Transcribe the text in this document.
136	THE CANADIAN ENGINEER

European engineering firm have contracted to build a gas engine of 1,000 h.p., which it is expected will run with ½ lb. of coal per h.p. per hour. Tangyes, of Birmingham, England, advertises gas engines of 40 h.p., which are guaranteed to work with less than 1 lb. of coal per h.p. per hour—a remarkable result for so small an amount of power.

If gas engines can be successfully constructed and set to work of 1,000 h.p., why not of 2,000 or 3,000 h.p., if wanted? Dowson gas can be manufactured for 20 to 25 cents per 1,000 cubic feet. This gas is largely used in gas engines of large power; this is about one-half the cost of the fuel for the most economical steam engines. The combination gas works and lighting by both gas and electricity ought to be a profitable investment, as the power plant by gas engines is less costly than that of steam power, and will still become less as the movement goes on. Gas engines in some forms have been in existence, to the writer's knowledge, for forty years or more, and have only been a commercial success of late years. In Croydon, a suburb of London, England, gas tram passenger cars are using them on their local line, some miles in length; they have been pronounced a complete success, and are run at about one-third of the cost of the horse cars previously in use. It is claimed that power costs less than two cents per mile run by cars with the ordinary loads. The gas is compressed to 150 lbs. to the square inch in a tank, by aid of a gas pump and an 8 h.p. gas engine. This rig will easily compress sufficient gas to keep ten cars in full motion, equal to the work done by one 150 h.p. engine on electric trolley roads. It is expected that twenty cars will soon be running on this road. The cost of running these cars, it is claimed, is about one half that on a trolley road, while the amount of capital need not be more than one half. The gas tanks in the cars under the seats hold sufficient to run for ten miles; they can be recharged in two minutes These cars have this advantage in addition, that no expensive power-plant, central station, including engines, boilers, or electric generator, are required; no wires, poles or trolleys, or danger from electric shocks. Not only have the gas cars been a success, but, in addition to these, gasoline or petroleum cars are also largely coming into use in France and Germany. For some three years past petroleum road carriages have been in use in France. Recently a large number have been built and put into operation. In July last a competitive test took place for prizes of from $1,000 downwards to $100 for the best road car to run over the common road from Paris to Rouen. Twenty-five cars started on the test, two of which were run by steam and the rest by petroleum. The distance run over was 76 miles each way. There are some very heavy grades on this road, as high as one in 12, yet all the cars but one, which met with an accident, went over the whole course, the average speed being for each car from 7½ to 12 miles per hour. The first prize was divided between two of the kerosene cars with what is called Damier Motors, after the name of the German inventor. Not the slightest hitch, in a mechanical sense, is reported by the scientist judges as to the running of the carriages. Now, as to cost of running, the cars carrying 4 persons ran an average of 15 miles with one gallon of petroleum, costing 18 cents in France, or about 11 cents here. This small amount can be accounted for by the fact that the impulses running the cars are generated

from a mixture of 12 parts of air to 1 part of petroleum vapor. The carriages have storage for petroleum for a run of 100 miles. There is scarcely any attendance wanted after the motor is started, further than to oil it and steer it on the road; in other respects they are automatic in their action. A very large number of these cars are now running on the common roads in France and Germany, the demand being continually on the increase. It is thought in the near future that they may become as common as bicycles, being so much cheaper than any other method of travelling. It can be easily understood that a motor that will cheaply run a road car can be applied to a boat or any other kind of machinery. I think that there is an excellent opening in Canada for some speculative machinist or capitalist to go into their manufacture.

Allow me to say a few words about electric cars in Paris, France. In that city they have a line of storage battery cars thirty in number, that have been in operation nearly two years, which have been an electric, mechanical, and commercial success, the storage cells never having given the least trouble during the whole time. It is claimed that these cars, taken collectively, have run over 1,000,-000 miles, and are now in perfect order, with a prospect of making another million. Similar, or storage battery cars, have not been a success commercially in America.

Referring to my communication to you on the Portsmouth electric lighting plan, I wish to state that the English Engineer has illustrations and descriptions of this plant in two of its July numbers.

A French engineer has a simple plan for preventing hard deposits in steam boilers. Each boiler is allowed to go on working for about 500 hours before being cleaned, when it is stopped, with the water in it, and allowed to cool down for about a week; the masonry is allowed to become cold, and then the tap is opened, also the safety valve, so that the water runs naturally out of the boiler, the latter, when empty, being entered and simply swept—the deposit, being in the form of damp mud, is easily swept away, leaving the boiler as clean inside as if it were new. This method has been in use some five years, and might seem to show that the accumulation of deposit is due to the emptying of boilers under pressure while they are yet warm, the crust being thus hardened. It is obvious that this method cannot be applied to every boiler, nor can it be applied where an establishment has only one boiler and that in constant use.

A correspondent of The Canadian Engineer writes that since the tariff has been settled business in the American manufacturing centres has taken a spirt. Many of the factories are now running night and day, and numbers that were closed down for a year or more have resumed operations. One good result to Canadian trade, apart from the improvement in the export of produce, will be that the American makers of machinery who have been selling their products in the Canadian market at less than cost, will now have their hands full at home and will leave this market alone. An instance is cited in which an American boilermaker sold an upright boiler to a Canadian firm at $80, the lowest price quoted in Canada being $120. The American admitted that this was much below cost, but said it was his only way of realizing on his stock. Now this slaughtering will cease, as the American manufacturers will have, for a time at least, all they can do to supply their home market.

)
==============================
• [Problem to solve] Could you produce an exact copy of the whole listing?

• [Exercise solution]
Transcribe the text in this document.
136	THE CANADIAN ENGINEER

European engineering firm have contracted to build a gas engine of 1,000 h.p., which it is expected will run with ½ lb. of coal per h.p. per hour. Tangyes, of Birmingham, England, advertises gas engines of 40 h.p., which are guaranteed to work with less than 1 lb. of coal per h.p. per hour—a remarkable result for so small an amount of power.

If gas engines can be successfully constructed and set to work of 1,000 h.p., why not of 2,000 or 3,000 h.p., if wanted? Dowson gas can be manufactured for 20 to 25 cents per 1,000 cubic feet. This gas is largely used in gas engines of large power; this is about one-half the cost of the fuel for the most economical steam engines. The combination gas works and lighting by both gas and electricity ought to be a profitable investment, as the power plant by gas engines is less costly than that of steam power, and will still become less as the movement goes on. Gas engines in some forms have been in existence, to the writer's knowledge, for forty years or more, and have only been a commercial success of late years. In Croydon, a suburb of London, England, gas tram passenger cars are using them on their local line, some miles in length; they have been pronounced a complete success, and are run at about one-third of the cost of the horse cars previously in use. It is claimed that power costs less than two cents per mile run by cars with the ordinary loads. The gas is compressed to 150 lbs. to the square inch in a tank, by aid of a gas pump and an 8 h.p. gas engine. This rig will easily compress sufficient gas to keep ten cars in full motion, equal to the work done by one 150 h.p. engine on electric trolley roads. It is expected that twenty cars will soon be running on this road. The cost of running these cars, it is claimed, is about one half that on a trolley road, while the amount of capital need not be more than one half. The gas tanks in the cars under the seats hold sufficient to run for ten miles; they can be recharged in two minutes These cars have this advantage in addition, that no expensive power-plant, central station, including engines, boilers, or electric generator, are required; no wires, poles or trolleys, or danger from electric shocks. Not only have the gas cars been a success, but, in addition to these, gasoline or petroleum cars are also largely coming into use in France and Germany. For some three years past petroleum road carriages have been in use in France. Recently a large number have been built and put into operation. In July last a competitive test took place for prizes of from $1,000 downwards to $100 for the best road car to run over the common road from Paris to Rouen. Twenty-five cars started on the test, two of which were run by steam and the rest by petroleum. The distance run over was 76 miles each way. There are some very heavy grades on this road, as high as one in 12, yet all the cars but one, which met with an accident, went over the whole course, the average speed being for each car from 7½ to 12 miles per hour. The first prize was divided between two of the kerosene cars with what is called Damier Motors, after the name of the German inventor. Not the slightest hitch, in a mechanical sense, is reported by the scientist judges as to the running of the carriages. Now, as to cost of running, the cars carrying 4 persons ran an average of 15 miles with one gallon of petroleum, costing 18 cents in France, or about 11 cents here. This small amount can be accounted for by the fact that the impulses running the cars are generated

from a mixture of 12 parts of air to 1 part of petroleum vapor. The carriages have storage for petroleum for a run of 100 miles. There is scarcely any attendance wanted after the motor is started, further than to oil it and steer it on the road; in other respects they are automatic in their action. A very large number of these cars are now running on the common roads in France and Germany, the demand being continually on the increase. It is thought in the near future that they may become as common as bicycles, being so much cheaper than any other method of travelling. It can be easily understood that a motor that will cheaply run a road car can be applied to a boat or any other kind of machinery. I think that there is an excellent opening in Canada for some speculative machinist or capitalist to go into their manufacture.

Allow me to say a few words about electric cars in Paris, France. In that city they have a line of storage battery cars thirty in number, that have been in operation nearly two years, which have been an electric, mechanical, and commercial success, the storage cells never having given the least trouble during the whole time. It is claimed that these cars, taken collectively, have run over 1,000,-000 miles, and are now in perfect order, with a prospect of making another million. Similar, or storage battery cars, have not been a success commercially in America.

Referring to my communication to you on the Portsmouth electric lighting plan, I wish to state that the English Engineer has illustrations and descriptions of this plant in two of its July numbers.

A French engineer has a simple plan for preventing hard deposits in steam boilers. Each boiler is allowed to go on working for about 500 hours before being cleaned, when it is stopped, with the water in it, and allowed to cool down for about a week; the masonry is allowed to become cold, and then the tap is opened, also the safety valve, so that the water runs naturally out of the boiler, the latter, when empty, being entered and simply swept—the deposit, being in the form of damp mud, is easily swept away, leaving the boiler as clean inside as if it were new. This method has been in use some five years, and might seem to show that the accumulation of deposit is due to the emptying of boilers under pressure while they are yet warm, the crust being thus hardened. It is obvious that this method cannot be applied to every boiler, nor can it be applied where an establishment has only one boiler and that in constant use.

A correspondent of The Canadian Engineer writes that since the tariff has been settled business in the American manufacturing centres has taken a spirt. Many of the factories are now running night and day, and numbers that were closed down for a year or more have resumed operations. One good result to Canadian trade, apart from the improvement in the export of produce, will be that the American makers of machinery who have been selling their products in the Canadian market at less than cost, will now have their hands full at home and will leave this market alone. An instance is cited in which an American boilermaker sold an upright boiler to a Canadian firm at $80, the lowest price quoted in Canada being $120. The American admitted that this was much below cost, but said it was his only way of realizing on his stock. Now this slaughtering will cease, as the American manufacturers will have, for a time at least, all they can do to supply their home market.

)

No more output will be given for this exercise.